**** Supplied data

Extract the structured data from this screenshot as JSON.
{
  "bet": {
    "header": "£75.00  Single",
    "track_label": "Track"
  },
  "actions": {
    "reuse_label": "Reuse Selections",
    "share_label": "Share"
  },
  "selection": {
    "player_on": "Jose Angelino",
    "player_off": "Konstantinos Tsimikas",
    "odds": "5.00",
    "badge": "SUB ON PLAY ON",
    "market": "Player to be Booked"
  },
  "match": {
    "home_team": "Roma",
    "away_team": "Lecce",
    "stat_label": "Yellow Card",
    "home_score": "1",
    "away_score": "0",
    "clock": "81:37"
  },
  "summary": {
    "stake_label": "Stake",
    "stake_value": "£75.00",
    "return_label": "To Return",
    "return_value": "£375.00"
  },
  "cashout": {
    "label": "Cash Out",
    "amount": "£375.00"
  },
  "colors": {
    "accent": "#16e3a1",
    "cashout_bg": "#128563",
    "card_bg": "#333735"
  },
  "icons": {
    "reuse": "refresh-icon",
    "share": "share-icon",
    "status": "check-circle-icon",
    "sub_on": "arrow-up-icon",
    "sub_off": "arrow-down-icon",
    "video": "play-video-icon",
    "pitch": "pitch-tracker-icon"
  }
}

********

To be done —
Using the listing above, show each line holding the string "arrow".

Output of the exercise —
    "sub_on": "arrow-up-icon",
    "sub_off": "arrow-down-icon",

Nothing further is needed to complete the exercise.